- [Task inputs]
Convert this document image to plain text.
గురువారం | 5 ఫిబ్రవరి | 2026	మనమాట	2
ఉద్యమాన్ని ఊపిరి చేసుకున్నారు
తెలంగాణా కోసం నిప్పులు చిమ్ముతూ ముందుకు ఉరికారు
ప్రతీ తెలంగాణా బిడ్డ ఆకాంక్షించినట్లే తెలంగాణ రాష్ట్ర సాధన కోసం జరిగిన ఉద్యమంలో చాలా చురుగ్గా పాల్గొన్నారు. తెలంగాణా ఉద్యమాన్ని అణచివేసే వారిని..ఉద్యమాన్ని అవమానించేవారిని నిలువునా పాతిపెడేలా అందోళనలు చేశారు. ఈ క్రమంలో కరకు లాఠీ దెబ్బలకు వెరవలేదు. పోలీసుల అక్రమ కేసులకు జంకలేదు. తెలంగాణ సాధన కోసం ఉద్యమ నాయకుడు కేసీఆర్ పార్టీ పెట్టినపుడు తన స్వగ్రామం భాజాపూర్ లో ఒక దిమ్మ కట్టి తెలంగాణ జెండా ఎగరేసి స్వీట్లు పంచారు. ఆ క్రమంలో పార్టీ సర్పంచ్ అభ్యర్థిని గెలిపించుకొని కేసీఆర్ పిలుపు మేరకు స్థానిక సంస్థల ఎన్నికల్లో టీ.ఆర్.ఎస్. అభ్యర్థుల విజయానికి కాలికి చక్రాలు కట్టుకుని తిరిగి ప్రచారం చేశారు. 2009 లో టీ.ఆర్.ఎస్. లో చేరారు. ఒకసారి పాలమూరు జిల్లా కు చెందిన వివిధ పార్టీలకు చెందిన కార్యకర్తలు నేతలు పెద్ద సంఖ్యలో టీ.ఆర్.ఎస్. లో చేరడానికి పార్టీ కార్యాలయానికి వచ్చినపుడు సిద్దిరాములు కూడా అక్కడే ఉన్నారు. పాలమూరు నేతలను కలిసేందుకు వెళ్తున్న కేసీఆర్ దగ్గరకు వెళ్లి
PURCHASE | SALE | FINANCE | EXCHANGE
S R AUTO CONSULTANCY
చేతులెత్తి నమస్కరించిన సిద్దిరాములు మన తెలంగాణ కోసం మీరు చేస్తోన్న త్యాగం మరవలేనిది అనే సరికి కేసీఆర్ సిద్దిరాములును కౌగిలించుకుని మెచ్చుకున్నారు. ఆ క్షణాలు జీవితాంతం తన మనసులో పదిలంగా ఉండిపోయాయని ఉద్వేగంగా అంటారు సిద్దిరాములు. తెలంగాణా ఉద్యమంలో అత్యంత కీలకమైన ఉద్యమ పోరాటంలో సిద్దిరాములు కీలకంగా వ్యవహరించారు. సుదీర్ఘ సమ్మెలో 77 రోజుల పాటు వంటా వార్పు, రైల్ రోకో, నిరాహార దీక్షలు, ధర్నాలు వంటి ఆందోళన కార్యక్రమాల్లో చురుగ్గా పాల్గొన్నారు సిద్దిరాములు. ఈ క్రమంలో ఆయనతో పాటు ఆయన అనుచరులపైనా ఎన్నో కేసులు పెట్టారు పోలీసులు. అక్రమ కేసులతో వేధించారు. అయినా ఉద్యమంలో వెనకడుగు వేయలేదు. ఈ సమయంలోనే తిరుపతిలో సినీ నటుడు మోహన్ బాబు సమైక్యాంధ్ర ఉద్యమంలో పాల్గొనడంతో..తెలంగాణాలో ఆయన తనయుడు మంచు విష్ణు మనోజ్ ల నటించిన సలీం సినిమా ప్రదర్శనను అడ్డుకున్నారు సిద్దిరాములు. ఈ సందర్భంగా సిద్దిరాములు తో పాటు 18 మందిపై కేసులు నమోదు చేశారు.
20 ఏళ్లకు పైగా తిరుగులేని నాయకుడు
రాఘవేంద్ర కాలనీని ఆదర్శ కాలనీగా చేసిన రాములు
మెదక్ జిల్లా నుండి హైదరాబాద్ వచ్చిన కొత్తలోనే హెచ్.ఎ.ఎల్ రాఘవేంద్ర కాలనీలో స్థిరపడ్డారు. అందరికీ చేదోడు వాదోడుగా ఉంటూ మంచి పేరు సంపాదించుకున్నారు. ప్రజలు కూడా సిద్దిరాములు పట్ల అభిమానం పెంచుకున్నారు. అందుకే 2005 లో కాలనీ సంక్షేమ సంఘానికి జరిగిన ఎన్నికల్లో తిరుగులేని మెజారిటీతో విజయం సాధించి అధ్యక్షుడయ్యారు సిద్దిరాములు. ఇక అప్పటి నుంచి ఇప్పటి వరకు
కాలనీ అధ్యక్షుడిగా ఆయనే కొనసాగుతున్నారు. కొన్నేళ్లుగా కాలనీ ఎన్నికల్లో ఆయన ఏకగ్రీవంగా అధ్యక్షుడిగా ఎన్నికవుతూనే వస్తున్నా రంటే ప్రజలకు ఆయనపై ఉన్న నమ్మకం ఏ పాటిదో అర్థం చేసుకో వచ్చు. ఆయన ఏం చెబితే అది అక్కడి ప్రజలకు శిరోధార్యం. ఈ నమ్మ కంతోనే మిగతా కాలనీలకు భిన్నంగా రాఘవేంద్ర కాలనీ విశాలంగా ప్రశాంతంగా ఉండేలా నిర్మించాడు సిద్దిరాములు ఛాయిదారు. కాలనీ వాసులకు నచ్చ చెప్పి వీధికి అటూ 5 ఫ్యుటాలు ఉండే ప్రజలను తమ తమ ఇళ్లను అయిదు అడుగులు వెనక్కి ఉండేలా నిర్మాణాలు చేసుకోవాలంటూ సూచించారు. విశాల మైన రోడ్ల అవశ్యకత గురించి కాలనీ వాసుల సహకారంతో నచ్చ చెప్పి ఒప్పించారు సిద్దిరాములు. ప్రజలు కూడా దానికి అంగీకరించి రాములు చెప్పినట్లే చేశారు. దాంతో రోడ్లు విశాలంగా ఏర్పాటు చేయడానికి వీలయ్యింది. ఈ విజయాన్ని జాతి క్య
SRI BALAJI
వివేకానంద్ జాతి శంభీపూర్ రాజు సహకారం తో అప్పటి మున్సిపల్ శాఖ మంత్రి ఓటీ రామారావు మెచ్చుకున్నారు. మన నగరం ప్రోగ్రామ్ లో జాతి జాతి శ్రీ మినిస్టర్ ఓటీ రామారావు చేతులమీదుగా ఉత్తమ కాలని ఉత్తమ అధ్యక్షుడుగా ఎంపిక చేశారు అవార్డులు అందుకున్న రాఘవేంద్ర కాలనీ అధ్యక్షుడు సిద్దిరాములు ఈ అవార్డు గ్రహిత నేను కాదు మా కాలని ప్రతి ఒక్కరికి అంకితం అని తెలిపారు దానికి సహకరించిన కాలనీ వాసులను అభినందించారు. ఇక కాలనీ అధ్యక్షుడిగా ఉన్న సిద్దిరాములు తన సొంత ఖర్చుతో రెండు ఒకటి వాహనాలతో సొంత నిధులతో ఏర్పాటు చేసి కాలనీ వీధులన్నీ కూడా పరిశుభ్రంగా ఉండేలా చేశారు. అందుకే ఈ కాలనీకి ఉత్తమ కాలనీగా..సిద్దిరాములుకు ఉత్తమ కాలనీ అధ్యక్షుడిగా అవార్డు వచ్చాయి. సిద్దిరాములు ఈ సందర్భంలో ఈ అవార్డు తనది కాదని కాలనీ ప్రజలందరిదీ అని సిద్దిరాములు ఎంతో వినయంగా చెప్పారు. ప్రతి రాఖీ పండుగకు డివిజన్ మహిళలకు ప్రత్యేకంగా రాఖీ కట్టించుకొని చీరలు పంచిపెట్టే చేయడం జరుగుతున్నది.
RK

- [Aim of the exercise] Set down the entries above again, word for word.

- [Written solution]
Convert this document image to plain text.
గురువారం | 5 ఫిబ్రవరి | 2026	మనమాట	2
ఉద్యమాన్ని ఊపిరి చేసుకున్నారు
తెలంగాణా కోసం నిప్పులు చిమ్ముతూ ముందుకు ఉరికారు
ప్రతీ తెలంగాణా బిడ్డ ఆకాంక్షించినట్లే తెలంగాణ రాష్ట్ర సాధన కోసం జరిగిన ఉద్యమంలో చాలా చురుగ్గా పాల్గొన్నారు. తెలంగాణా ఉద్యమాన్ని అణచివేసే వారిని..ఉద్యమాన్ని అవమానించేవారిని నిలువునా పాతిపెడేలా అందోళనలు చేశారు. ఈ క్రమంలో కరకు లాఠీ దెబ్బలకు వెరవలేదు. పోలీసుల అక్రమ కేసులకు జంకలేదు. తెలంగాణ సాధన కోసం ఉద్యమ నాయకుడు కేసీఆర్ పార్టీ పెట్టినపుడు తన స్వగ్రామం భాజాపూర్ లో ఒక దిమ్మ కట్టి తెలంగాణ జెండా ఎగరేసి స్వీట్లు పంచారు. ఆ క్రమంలో పార్టీ సర్పంచ్ అభ్యర్థిని గెలిపించుకొని కేసీఆర్ పిలుపు మేరకు స్థానిక సంస్థల ఎన్నికల్లో టీ.ఆర్.ఎస్. అభ్యర్థుల విజయానికి కాలికి చక్రాలు కట్టుకుని తిరిగి ప్రచారం చేశారు. 2009 లో టీ.ఆర్.ఎస్. లో చేరారు. ఒకసారి పాలమూరు జిల్లా కు చెందిన వివిధ పార్టీలకు చెందిన కార్యకర్తలు నేతలు పెద్ద సంఖ్యలో టీ.ఆర్.ఎస్. లో చేరడానికి పార్టీ కార్యాలయానికి వచ్చినపుడు సిద్దిరాములు కూడా అక్కడే ఉన్నారు. పాలమూరు నేతలను కలిసేందుకు వెళ్తున్న కేసీఆర్ దగ్గరకు వెళ్లి
PURCHASE | SALE | FINANCE | EXCHANGE
S R AUTO CONSULTANCY
చేతులెత్తి నమస్కరించిన సిద్దిరాములు మన తెలంగాణ కోసం మీరు చేస్తోన్న త్యాగం మరవలేనిది అనే సరికి కేసీఆర్ సిద్దిరాములును కౌగిలించుకుని మెచ్చుకున్నారు. ఆ క్షణాలు జీవితాంతం తన మనసులో పదిలంగా ఉండిపోయాయని ఉద్వేగంగా అంటారు సిద్దిరాములు. తెలంగాణా ఉద్యమంలో అత్యంత కీలకమైన ఉద్యమ పోరాటంలో సిద్దిరాములు కీలకంగా వ్యవహరించారు. సుదీర్ఘ సమ్మెలో 77 రోజుల పాటు వంటా వార్పు, రైల్ రోకో, నిరాహార దీక్షలు, ధర్నాలు వంటి ఆందోళన కార్యక్రమాల్లో చురుగ్గా పాల్గొన్నారు సిద్దిరాములు. ఈ క్రమంలో ఆయనతో పాటు ఆయన అనుచరులపైనా ఎన్నో కేసులు పెట్టారు పోలీసులు. అక్రమ కేసులతో వేధించారు. అయినా ఉద్యమంలో వెనకడుగు వేయలేదు. ఈ సమయంలోనే తిరుపతిలో సినీ నటుడు మోహన్ బాబు సమైక్యాంధ్ర ఉద్యమంలో పాల్గొనడంతో..తెలంగాణాలో ఆయన తనయుడు మంచు విష్ణు మనోజ్ ల నటించిన సలీం సినిమా ప్రదర్శనను అడ్డుకున్నారు సిద్దిరాములు. ఈ సందర్భంగా సిద్దిరాములు తో పాటు 18 మందిపై కేసులు నమోదు చేశారు.
20 ఏళ్లకు పైగా తిరుగులేని నాయకుడు
రాఘవేంద్ర కాలనీని ఆదర్శ కాలనీగా చేసిన రాములు
మెదక్ జిల్లా నుండి హైదరాబాద్ వచ్చిన కొత్తలోనే హెచ్.ఎ.ఎల్ రాఘవేంద్ర కాలనీలో స్థిరపడ్డారు. అందరికీ చేదోడు వాదోడుగా ఉంటూ మంచి పేరు సంపాదించుకున్నారు. ప్రజలు కూడా సిద్దిరాములు పట్ల అభిమానం పెంచుకున్నారు. అందుకే 2005 లో కాలనీ సంక్షేమ సంఘానికి జరిగిన ఎన్నికల్లో తిరుగులేని మెజారిటీతో విజయం సాధించి అధ్యక్షుడయ్యారు సిద్దిరాములు. ఇక అప్పటి నుంచి ఇప్పటి వరకు
కాలనీ అధ్యక్షుడిగా ఆయనే కొనసాగుతున్నారు. కొన్నేళ్లుగా కాలనీ ఎన్నికల్లో ఆయన ఏకగ్రీవంగా అధ్యక్షుడిగా ఎన్నికవుతూనే వస్తున్నా రంటే ప్రజలకు ఆయనపై ఉన్న నమ్మకం ఏ పాటిదో అర్థం చేసుకో వచ్చు. ఆయన ఏం చెబితే అది అక్కడి ప్రజలకు శిరోధార్యం. ఈ నమ్మ కంతోనే మిగతా కాలనీలకు భిన్నంగా రాఘవేంద్ర కాలనీ విశాలంగా ప్రశాంతంగా ఉండేలా నిర్మించాడు సిద్దిరాములు ఛాయిదారు. కాలనీ వాసులకు నచ్చ చెప్పి వీధికి అటూ 5 ఫ్యుటాలు ఉండే ప్రజలను తమ తమ ఇళ్లను అయిదు అడుగులు వెనక్కి ఉండేలా నిర్మాణాలు చేసుకోవాలంటూ సూచించారు. విశాల మైన రోడ్ల అవశ్యకత గురించి కాలనీ వాసుల సహకారంతో నచ్చ చెప్పి ఒప్పించారు సిద్దిరాములు. ప్రజలు కూడా దానికి అంగీకరించి రాములు చెప్పినట్లే చేశారు. దాంతో రోడ్లు విశాలంగా ఏర్పాటు చేయడానికి వీలయ్యింది. ఈ విజయాన్ని జాతి క్య
SRI BALAJI
వివేకానంద్ జాతి శంభీపూర్ రాజు సహకారం తో అప్పటి మున్సిపల్ శాఖ మంత్రి ఓటీ రామారావు మెచ్చుకున్నారు. మన నగరం ప్రోగ్రామ్ లో జాతి జాతి శ్రీ మినిస్టర్ ఓటీ రామారావు చేతులమీదుగా ఉత్తమ కాలని ఉత్తమ అధ్యక్షుడుగా ఎంపిక చేశారు అవార్డులు అందుకున్న రాఘవేంద్ర కాలనీ అధ్యక్షుడు సిద్దిరాములు ఈ అవార్డు గ్రహిత నేను కాదు మా కాలని ప్రతి ఒక్కరికి అంకితం అని తెలిపారు దానికి సహకరించిన కాలనీ వాసులను అభినందించారు. ఇక కాలనీ అధ్యక్షుడిగా ఉన్న సిద్దిరాములు తన సొంత ఖర్చుతో రెండు ఒకటి వాహనాలతో సొంత నిధులతో ఏర్పాటు చేసి కాలనీ వీధులన్నీ కూడా పరిశుభ్రంగా ఉండేలా చేశారు. అందుకే ఈ కాలనీకి ఉత్తమ కాలనీగా..సిద్దిరాములుకు ఉత్తమ కాలనీ అధ్యక్షుడిగా అవార్డు వచ్చాయి. సిద్దిరాములు ఈ సందర్భంలో ఈ అవార్డు తనది కాదని కాలనీ ప్రజలందరిదీ అని సిద్దిరాములు ఎంతో వినయంగా చెప్పారు. ప్రతి రాఖీ పండుగకు డివిజన్ మహిళలకు ప్రత్యేకంగా రాఖీ కట్టించుకొని చీరలు పంచిపెట్టే చేయడం జరుగుతున్నది.
RK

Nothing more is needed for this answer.